**Supplied records**
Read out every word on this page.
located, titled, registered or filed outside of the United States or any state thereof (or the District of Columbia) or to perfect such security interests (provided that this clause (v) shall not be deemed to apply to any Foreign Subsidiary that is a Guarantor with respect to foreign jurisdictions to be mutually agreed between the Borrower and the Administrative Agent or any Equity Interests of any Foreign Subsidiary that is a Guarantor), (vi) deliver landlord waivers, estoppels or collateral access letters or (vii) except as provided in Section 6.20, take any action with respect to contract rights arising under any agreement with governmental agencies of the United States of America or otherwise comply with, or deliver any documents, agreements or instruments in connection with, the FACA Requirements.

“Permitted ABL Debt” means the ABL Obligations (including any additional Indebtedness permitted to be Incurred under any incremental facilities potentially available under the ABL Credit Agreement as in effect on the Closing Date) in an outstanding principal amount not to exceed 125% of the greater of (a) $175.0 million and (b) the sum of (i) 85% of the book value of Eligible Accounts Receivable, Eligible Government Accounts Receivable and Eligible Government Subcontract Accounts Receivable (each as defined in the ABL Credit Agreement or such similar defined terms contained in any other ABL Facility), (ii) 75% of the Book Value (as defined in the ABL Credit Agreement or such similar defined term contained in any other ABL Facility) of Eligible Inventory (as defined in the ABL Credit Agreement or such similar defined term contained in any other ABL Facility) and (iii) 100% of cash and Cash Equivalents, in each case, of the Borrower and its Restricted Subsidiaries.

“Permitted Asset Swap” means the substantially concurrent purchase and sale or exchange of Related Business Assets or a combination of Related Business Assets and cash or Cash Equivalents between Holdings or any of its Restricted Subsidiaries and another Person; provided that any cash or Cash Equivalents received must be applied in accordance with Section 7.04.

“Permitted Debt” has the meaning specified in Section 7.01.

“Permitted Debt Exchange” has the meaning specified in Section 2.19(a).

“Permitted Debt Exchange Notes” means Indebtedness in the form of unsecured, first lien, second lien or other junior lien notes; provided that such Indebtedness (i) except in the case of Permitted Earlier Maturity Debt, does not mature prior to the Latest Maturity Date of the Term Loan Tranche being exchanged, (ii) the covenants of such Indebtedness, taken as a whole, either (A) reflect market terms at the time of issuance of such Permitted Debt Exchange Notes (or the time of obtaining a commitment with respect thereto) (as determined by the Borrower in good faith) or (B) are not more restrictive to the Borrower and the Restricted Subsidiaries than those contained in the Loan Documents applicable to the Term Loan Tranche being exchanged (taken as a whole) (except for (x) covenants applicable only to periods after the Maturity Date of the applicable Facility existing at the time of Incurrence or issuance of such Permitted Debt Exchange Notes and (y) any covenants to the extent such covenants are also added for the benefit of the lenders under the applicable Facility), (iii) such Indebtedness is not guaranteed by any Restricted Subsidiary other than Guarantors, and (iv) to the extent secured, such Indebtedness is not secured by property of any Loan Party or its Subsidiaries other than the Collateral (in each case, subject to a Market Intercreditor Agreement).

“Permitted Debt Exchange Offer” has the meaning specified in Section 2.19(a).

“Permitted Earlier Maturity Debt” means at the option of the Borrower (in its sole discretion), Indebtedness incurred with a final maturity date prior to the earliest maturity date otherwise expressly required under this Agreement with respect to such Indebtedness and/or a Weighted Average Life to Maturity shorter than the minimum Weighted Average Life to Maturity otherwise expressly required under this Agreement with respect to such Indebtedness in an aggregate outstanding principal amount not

**Exercise objective**
Reproduce the records above exactly as they appear.

**Final result**
Read out every word on this page.
located, titled, registered or filed outside of the United States or any state thereof (or the District of Columbia) or to perfect such security interests (provided that this clause (v) shall not be deemed to apply to any Foreign Subsidiary that is a Guarantor with respect to foreign jurisdictions to be mutually agreed between the Borrower and the Administrative Agent or any Equity Interests of any Foreign Subsidiary that is a Guarantor), (vi) deliver landlord waivers, estoppels or collateral access letters or (vii) except as provided in Section 6.20, take any action with respect to contract rights arising under any agreement with governmental agencies of the United States of America or otherwise comply with, or deliver any documents, agreements or instruments in connection with, the FACA Requirements.

“Permitted ABL Debt” means the ABL Obligations (including any additional Indebtedness permitted to be Incurred under any incremental facilities potentially available under the ABL Credit Agreement as in effect on the Closing Date) in an outstanding principal amount not to exceed 125% of the greater of (a) $175.0 million and (b) the sum of (i) 85% of the book value of Eligible Accounts Receivable, Eligible Government Accounts Receivable and Eligible Government Subcontract Accounts Receivable (each as defined in the ABL Credit Agreement or such similar defined terms contained in any other ABL Facility), (ii) 75% of the Book Value (as defined in the ABL Credit Agreement or such similar defined term contained in any other ABL Facility) of Eligible Inventory (as defined in the ABL Credit Agreement or such similar defined term contained in any other ABL Facility) and (iii) 100% of cash and Cash Equivalents, in each case, of the Borrower and its Restricted Subsidiaries.

“Permitted Asset Swap” means the substantially concurrent purchase and sale or exchange of Related Business Assets or a combination of Related Business Assets and cash or Cash Equivalents between Holdings or any of its Restricted Subsidiaries and another Person; provided that any cash or Cash Equivalents received must be applied in accordance with Section 7.04.

“Permitted Debt” has the meaning specified in Section 7.01.

“Permitted Debt Exchange” has the meaning specified in Section 2.19(a).

“Permitted Debt Exchange Notes” means Indebtedness in the form of unsecured, first lien, second lien or other junior lien notes; provided that such Indebtedness (i) except in the case of Permitted Earlier Maturity Debt, does not mature prior to the Latest Maturity Date of the Term Loan Tranche being exchanged, (ii) the covenants of such Indebtedness, taken as a whole, either (A) reflect market terms at the time of issuance of such Permitted Debt Exchange Notes (or the time of obtaining a commitment with respect thereto) (as determined by the Borrower in good faith) or (B) are not more restrictive to the Borrower and the Restricted Subsidiaries than those contained in the Loan Documents applicable to the Term Loan Tranche being exchanged (taken as a whole) (except for (x) covenants applicable only to periods after the Maturity Date of the applicable Facility existing at the time of Incurrence or issuance of such Permitted Debt Exchange Notes and (y) any covenants to the extent such covenants are also added for the benefit of the lenders under the applicable Facility), (iii) such Indebtedness is not guaranteed by any Restricted Subsidiary other than Guarantors, and (iv) to the extent secured, such Indebtedness is not secured by property of any Loan Party or its Subsidiaries other than the Collateral (in each case, subject to a Market Intercreditor Agreement).

“Permitted Debt Exchange Offer” has the meaning specified in Section 2.19(a).

“Permitted Earlier Maturity Debt” means at the option of the Borrower (in its sole discretion), Indebtedness incurred with a final maturity date prior to the earliest maturity date otherwise expressly required under this Agreement with respect to such Indebtedness and/or a Weighted Average Life to Maturity shorter than the minimum Weighted Average Life to Maturity otherwise expressly required under this Agreement with respect to such Indebtedness in an aggregate outstanding principal amount not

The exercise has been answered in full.